Collection entries:
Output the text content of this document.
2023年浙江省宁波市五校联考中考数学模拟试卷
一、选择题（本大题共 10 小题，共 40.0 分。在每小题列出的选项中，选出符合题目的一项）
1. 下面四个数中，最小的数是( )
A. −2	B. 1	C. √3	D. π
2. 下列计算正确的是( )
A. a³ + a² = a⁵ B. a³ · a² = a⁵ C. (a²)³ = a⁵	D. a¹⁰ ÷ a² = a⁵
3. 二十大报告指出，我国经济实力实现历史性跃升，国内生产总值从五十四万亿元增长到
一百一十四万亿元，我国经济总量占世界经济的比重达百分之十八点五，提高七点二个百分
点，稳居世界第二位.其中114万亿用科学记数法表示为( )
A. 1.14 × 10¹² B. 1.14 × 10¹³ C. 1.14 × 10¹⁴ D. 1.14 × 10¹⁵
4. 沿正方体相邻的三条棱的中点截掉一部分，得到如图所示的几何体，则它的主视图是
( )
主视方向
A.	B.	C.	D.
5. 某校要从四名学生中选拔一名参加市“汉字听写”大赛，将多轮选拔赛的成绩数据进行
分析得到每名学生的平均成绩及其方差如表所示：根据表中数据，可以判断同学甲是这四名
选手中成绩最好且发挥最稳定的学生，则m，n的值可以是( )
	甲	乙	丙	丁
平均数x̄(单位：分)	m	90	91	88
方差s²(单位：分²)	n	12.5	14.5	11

**WHAT IS REQUIRED:** Extract, word for word, each line of the listing above.

**THE SOLUTION:**
Output the text content of this document.
2023年浙江省宁波市五校联考中考数学模拟试卷
一、选择题（本大题共 10 小题，共 40.0 分。在每小题列出的选项中，选出符合题目的一项）
1. 下面四个数中，最小的数是( )
A. −2	B. 1	C. √3	D. π
2. 下列计算正确的是( )
A. a³ + a² = a⁵ B. a³ · a² = a⁵ C. (a²)³ = a⁵	D. a¹⁰ ÷ a² = a⁵
3. 二十大报告指出，我国经济实力实现历史性跃升，国内生产总值从五十四万亿元增长到
一百一十四万亿元，我国经济总量占世界经济的比重达百分之十八点五，提高七点二个百分
点，稳居世界第二位.其中114万亿用科学记数法表示为( )
A. 1.14 × 10¹² B. 1.14 × 10¹³ C. 1.14 × 10¹⁴ D. 1.14 × 10¹⁵
4. 沿正方体相邻的三条棱的中点截掉一部分，得到如图所示的几何体，则它的主视图是
( )
主视方向
A.	B.	C.	D.
5. 某校要从四名学生中选拔一名参加市“汉字听写”大赛，将多轮选拔赛的成绩数据进行
分析得到每名学生的平均成绩及其方差如表所示：根据表中数据，可以判断同学甲是这四名
选手中成绩最好且发挥最稳定的学生，则m，n的值可以是( )
	甲	乙	丙	丁
平均数x̄(单位：分)	m	90	91	88
方差s²(单位：分²)	n	12.5	14.5	11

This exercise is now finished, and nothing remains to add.